[Task]
Go through the records below and write each one out again unchanged.

::::::::::

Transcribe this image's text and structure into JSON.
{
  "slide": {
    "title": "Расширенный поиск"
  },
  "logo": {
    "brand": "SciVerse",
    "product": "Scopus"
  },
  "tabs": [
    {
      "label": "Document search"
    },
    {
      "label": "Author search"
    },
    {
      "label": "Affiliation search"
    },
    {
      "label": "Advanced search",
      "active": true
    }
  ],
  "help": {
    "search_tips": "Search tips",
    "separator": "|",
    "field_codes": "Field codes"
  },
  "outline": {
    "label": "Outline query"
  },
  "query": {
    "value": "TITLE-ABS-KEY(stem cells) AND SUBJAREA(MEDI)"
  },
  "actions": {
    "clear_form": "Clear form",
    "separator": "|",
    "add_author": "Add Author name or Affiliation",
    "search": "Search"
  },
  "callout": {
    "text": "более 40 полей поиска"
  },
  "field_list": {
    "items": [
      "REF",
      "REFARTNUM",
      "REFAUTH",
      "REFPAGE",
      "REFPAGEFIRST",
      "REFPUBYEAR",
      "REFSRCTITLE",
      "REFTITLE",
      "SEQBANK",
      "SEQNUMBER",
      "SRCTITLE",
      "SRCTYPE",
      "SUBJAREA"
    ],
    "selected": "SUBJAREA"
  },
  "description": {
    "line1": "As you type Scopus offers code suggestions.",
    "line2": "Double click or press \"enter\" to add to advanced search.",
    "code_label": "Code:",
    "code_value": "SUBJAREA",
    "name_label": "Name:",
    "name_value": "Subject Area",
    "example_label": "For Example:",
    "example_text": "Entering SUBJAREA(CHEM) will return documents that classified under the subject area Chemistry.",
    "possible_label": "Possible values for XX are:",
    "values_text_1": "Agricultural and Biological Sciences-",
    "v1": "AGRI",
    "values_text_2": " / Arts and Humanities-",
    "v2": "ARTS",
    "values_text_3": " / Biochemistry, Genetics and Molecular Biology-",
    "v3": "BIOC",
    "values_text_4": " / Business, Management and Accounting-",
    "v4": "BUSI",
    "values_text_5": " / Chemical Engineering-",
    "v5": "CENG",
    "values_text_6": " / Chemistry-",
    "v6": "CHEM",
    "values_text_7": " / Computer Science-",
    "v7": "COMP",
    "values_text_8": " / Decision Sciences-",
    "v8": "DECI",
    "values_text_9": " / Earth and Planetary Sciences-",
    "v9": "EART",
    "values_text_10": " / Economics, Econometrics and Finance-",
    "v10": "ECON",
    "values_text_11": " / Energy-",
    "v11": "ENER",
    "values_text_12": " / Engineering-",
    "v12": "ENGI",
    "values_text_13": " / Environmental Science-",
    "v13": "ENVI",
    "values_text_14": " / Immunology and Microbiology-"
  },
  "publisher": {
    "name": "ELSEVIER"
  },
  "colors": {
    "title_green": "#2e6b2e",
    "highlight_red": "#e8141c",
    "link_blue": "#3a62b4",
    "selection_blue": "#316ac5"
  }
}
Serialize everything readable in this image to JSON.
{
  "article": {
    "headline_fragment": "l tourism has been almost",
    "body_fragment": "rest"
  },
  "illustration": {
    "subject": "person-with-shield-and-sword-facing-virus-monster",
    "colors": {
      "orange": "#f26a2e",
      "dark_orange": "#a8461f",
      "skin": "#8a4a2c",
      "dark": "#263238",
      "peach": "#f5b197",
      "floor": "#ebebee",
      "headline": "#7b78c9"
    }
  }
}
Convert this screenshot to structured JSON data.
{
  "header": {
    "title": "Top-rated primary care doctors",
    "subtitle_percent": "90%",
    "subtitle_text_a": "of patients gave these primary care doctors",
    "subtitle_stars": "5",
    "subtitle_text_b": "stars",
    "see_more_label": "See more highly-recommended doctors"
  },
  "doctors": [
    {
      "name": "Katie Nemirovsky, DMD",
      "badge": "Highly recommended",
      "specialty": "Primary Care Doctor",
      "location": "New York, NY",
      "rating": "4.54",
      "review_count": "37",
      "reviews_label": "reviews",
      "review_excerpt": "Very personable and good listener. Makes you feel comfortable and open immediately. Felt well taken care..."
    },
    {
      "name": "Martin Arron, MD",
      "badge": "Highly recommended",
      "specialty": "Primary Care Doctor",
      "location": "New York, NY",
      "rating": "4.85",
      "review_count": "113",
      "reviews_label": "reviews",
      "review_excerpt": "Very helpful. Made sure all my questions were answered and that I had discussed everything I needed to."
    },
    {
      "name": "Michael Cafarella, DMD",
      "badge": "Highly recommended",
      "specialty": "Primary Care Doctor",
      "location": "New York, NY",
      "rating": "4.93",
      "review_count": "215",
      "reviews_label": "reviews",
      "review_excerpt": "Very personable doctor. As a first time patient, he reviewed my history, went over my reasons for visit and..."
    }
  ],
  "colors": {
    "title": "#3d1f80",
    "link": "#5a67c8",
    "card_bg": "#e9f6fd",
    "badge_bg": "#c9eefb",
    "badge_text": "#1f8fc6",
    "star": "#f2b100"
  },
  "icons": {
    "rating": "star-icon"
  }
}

::::::::::

[Solution to this problem]
Transcribe this image's text and structure into JSON.
{
  "slide": {
    "title": "Расширенный поиск"
  },
  "logo": {
    "brand": "SciVerse",
    "product": "Scopus"
  },
  "tabs": [
    {
      "label": "Document search"
    },
    {
      "label": "Author search"
    },
    {
      "label": "Affiliation search"
    },
    {
      "label": "Advanced search",
      "active": true
    }
  ],
  "help": {
    "search_tips": "Search tips",
    "separator": "|",
    "field_codes": "Field codes"
  },
  "outline": {
    "label": "Outline query"
  },
  "query": {
    "value": "TITLE-ABS-KEY(stem cells) AND SUBJAREA(MEDI)"
  },
  "actions": {
    "clear_form": "Clear form",
    "separator": "|",
    "add_author": "Add Author name or Affiliation",
    "search": "Search"
  },
  "callout": {
    "text": "более 40 полей поиска"
  },
  "field_list": {
    "items": [
      "REF",
      "REFARTNUM",
      "REFAUTH",
      "REFPAGE",
      "REFPAGEFIRST",
      "REFPUBYEAR",
      "REFSRCTITLE",
      "REFTITLE",
      "SEQBANK",
      "SEQNUMBER",
      "SRCTITLE",
      "SRCTYPE",
      "SUBJAREA"
    ],
    "selected": "SUBJAREA"
  },
  "description": {
    "line1": "As you type Scopus offers code suggestions.",
    "line2": "Double click or press \"enter\" to add to advanced search.",
    "code_label": "Code:",
    "code_value": "SUBJAREA",
    "name_label": "Name:",
    "name_value": "Subject Area",
    "example_label": "For Example:",
    "example_text": "Entering SUBJAREA(CHEM) will return documents that classified under the subject area Chemistry.",
    "possible_label": "Possible values for XX are:",
    "values_text_1": "Agricultural and Biological Sciences-",
    "v1": "AGRI",
    "values_text_2": " / Arts and Humanities-",
    "v2": "ARTS",
    "values_text_3": " / Biochemistry, Genetics and Molecular Biology-",
    "v3": "BIOC",
    "values_text_4": " / Business, Management and Accounting-",
    "v4": "BUSI",
    "values_text_5": " / Chemical Engineering-",
    "v5": "CENG",
    "values_text_6": " / Chemistry-",
    "v6": "CHEM",
    "values_text_7": " / Computer Science-",
    "v7": "COMP",
    "values_text_8": " / Decision Sciences-",
    "v8": "DECI",
    "values_text_9": " / Earth and Planetary Sciences-",
    "v9": "EART",
    "values_text_10": " / Economics, Econometrics and Finance-",
    "v10": "ECON",
    "values_text_11": " / Energy-",
    "v11": "ENER",
    "values_text_12": " / Engineering-",
    "v12": "ENGI",
    "values_text_13": " / Environmental Science-",
    "v13": "ENVI",
    "values_text_14": " / Immunology and Microbiology-"
  },
  "publisher": {
    "name": "ELSEVIER"
  },
  "colors": {
    "title_green": "#2e6b2e",
    "highlight_red": "#e8141c",
    "link_blue": "#3a62b4",
    "selection_blue": "#316ac5"
  }
}
Serialize everything readable in this image to JSON.
{
  "article": {
    "headline_fragment": "l tourism has been almost",
    "body_fragment": "rest"
  },
  "illustration": {
    "subject": "person-with-shield-and-sword-facing-virus-monster",
    "colors": {
      "orange": "#f26a2e",
      "dark_orange": "#a8461f",
      "skin": "#8a4a2c",
      "dark": "#263238",
      "peach": "#f5b197",
      "floor": "#ebebee",
      "headline": "#7b78c9"
    }
  }
}
Convert this screenshot to structured JSON data.
{
  "header": {
    "title": "Top-rated primary care doctors",
    "subtitle_percent": "90%",
    "subtitle_text_a": "of patients gave these primary care doctors",
    "subtitle_stars": "5",
    "subtitle_text_b": "stars",
    "see_more_label": "See more highly-recommended doctors"
  },
  "doctors": [
    {
      "name": "Katie Nemirovsky, DMD",
      "badge": "Highly recommended",
      "specialty": "Primary Care Doctor",
      "location": "New York, NY",
      "rating": "4.54",
      "review_count": "37",
      "reviews_label": "reviews",
      "review_excerpt": "Very personable and good listener. Makes you feel comfortable and open immediately. Felt well taken care..."
    },
    {
      "name": "Martin Arron, MD",
      "badge": "Highly recommended",
      "specialty": "Primary Care Doctor",
      "location": "New York, NY",
      "rating": "4.85",
      "review_count": "113",
      "reviews_label": "reviews",
      "review_excerpt": "Very helpful. Made sure all my questions were answered and that I had discussed everything I needed to."
    },
    {
      "name": "Michael Cafarella, DMD",
      "badge": "Highly recommended",
      "specialty": "Primary Care Doctor",
      "location": "New York, NY",
      "rating": "4.93",
      "review_count": "215",
      "reviews_label": "reviews",
      "review_excerpt": "Very personable doctor. As a first time patient, he reviewed my history, went over my reasons for visit and..."
    }
  ],
  "colors": {
    "title": "#3d1f80",
    "link": "#5a67c8",
    "card_bg": "#e9f6fd",
    "badge_bg": "#c9eefb",
    "badge_text": "#1f8fc6",
    "star": "#f2b100"
  },
  "icons": {
    "rating": "star-icon"
  }
}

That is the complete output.